DIRECTION | State how many lines contain "Height", and write nothing except that count.

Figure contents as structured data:

======

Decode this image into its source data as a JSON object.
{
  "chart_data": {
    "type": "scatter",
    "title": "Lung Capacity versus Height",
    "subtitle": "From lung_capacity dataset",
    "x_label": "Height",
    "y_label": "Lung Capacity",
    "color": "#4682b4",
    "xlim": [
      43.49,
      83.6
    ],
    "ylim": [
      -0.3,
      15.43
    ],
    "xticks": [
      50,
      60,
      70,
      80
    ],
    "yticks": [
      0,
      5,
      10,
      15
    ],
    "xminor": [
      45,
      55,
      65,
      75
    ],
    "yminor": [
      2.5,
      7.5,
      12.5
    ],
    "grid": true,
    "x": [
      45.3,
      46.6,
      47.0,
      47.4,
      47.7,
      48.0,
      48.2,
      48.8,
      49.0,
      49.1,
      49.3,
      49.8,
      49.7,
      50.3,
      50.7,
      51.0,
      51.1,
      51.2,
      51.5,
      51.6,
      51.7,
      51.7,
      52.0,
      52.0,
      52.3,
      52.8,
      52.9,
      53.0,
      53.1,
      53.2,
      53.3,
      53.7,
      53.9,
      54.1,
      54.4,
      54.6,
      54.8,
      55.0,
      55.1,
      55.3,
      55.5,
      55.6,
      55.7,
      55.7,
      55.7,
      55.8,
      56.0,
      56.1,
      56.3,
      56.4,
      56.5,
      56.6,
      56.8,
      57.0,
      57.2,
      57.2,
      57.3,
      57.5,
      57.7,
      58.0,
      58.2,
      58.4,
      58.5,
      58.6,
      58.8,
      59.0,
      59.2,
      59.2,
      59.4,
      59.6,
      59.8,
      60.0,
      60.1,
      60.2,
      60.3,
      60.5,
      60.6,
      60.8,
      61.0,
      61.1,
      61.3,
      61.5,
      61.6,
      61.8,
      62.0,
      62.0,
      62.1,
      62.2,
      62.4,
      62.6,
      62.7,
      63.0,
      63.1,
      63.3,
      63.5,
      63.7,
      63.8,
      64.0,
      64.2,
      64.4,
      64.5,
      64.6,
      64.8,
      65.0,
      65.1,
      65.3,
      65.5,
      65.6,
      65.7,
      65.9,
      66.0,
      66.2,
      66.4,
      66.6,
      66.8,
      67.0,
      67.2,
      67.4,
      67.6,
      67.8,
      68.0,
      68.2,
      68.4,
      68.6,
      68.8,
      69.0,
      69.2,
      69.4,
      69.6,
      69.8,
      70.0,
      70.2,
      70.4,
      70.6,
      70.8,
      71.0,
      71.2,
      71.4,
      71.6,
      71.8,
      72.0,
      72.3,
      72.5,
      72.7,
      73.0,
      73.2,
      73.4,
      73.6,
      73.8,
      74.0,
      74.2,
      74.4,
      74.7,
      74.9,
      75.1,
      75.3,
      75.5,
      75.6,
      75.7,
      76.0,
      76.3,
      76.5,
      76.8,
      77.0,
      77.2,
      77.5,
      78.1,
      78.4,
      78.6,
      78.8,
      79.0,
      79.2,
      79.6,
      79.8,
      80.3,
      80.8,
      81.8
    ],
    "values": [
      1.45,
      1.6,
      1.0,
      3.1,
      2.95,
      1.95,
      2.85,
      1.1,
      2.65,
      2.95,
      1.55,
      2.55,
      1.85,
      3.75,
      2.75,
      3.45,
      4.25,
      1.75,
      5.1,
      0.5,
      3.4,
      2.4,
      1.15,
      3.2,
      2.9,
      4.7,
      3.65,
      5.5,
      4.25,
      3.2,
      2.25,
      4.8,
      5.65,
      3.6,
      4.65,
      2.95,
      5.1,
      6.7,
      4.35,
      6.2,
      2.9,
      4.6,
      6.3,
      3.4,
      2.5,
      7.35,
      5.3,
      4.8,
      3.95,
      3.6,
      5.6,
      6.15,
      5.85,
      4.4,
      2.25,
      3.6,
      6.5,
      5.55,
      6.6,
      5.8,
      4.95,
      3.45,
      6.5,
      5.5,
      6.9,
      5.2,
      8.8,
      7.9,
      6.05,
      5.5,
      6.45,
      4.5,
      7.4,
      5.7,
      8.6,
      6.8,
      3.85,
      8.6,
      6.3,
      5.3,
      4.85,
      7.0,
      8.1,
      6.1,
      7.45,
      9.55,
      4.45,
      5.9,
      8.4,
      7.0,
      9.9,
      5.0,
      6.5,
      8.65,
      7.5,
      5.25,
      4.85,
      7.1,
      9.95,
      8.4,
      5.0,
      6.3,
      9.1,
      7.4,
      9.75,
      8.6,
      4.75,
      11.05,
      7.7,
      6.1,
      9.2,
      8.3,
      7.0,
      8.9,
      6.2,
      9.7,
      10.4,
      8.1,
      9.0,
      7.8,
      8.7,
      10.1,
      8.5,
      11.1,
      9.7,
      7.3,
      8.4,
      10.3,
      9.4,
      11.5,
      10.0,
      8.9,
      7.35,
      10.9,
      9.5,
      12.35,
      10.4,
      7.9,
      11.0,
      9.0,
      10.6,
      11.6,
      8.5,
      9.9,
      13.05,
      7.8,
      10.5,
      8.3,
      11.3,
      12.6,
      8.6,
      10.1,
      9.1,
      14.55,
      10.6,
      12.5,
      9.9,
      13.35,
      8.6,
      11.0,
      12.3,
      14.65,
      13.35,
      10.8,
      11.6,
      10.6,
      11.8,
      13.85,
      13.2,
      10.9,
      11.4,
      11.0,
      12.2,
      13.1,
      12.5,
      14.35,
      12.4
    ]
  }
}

======

EXERCISE RESPONSE | 2